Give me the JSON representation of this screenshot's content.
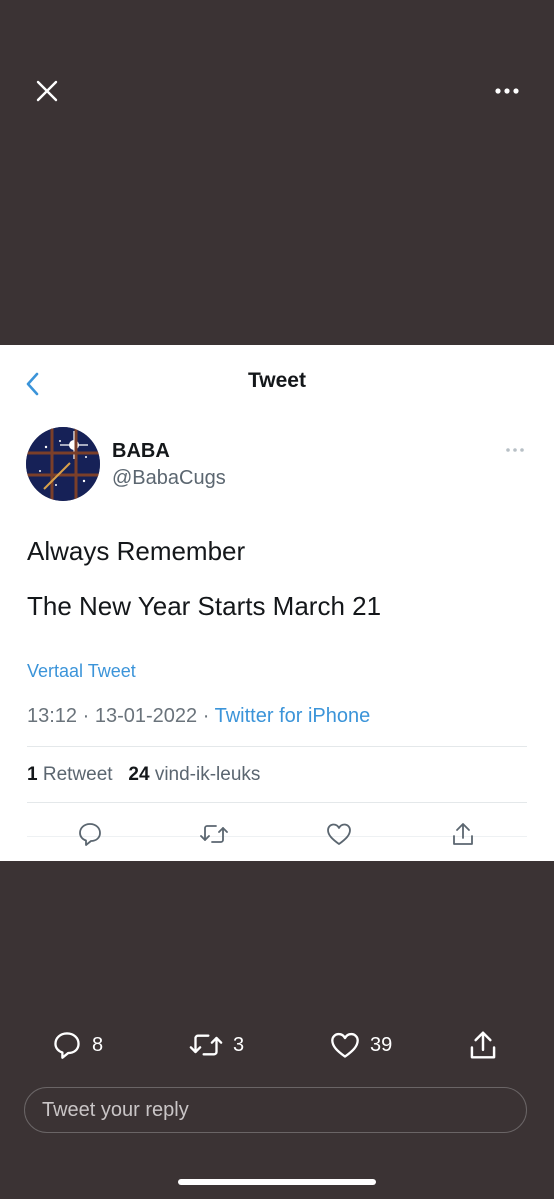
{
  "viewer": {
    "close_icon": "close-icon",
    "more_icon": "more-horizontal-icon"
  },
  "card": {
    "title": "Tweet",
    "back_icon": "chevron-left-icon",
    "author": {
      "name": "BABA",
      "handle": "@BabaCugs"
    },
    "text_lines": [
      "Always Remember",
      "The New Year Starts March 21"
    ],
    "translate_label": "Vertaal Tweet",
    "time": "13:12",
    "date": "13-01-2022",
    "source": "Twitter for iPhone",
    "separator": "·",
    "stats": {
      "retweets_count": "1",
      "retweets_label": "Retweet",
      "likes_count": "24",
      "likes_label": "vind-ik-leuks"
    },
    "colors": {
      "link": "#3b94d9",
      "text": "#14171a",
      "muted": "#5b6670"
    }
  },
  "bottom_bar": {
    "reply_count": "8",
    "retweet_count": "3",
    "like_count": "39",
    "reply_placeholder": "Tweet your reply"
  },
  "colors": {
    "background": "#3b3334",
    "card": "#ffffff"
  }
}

== Written exercise ==
Every line is to be duplicated exactly, though pictures stay out.

== Complete output ==
Give me the JSON representation of this screenshot's content.
{
  "viewer": {
    "close_icon": "close-icon",
    "more_icon": "more-horizontal-icon"
  },
  "card": {
    "title": "Tweet",
    "back_icon": "chevron-left-icon",
    "author": {
      "name": "BABA",
      "handle": "@BabaCugs"
    },
    "text_lines": [
      "Always Remember",
      "The New Year Starts March 21"
    ],
    "translate_label": "Vertaal Tweet",
    "time": "13:12",
    "date": "13-01-2022",
    "source": "Twitter for iPhone",
    "separator": "·",
    "stats": {
      "retweets_count": "1",
      "retweets_label": "Retweet",
      "likes_count": "24",
      "likes_label": "vind-ik-leuks"
    },
    "colors": {
      "link": "#3b94d9",
      "text": "#14171a",
      "muted": "#5b6670"
    }
  },
  "bottom_bar": {
    "reply_count": "8",
    "retweet_count": "3",
    "like_count": "39",
    "reply_placeholder": "Tweet your reply"
  },
  "colors": {
    "background": "#3b3334",
    "card": "#ffffff"
  }
}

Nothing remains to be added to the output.